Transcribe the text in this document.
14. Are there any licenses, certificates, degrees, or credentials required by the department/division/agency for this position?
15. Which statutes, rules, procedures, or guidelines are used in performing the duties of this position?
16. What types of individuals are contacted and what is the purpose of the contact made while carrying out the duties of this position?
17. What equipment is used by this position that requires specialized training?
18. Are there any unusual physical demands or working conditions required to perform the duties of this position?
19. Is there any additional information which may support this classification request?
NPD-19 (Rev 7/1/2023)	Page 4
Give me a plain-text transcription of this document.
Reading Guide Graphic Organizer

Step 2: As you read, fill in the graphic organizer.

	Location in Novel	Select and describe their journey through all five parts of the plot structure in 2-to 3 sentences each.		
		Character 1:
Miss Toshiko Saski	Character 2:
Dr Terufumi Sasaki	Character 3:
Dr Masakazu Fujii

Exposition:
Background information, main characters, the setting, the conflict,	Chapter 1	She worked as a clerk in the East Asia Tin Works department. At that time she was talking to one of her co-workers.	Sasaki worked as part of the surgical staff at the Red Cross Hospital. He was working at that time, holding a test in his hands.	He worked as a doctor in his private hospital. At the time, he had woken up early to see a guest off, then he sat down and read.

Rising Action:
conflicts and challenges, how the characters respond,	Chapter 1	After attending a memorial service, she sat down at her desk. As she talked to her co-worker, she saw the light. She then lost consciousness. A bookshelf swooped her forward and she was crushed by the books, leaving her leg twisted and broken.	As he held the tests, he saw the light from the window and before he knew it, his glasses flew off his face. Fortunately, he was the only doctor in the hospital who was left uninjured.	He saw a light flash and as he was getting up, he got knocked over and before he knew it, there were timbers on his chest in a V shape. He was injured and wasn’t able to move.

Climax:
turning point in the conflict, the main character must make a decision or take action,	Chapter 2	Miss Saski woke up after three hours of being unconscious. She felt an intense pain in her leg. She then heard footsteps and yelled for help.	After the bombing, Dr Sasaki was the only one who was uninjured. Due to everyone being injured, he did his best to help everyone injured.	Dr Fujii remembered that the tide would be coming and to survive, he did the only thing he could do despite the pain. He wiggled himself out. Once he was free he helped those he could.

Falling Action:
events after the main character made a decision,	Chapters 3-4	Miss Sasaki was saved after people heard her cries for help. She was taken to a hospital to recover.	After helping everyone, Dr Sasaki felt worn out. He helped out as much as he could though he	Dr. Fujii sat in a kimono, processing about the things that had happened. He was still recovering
——————————
What to do: Your answer should be a single number: the count of lines containing the word "used".

Result of this task: 2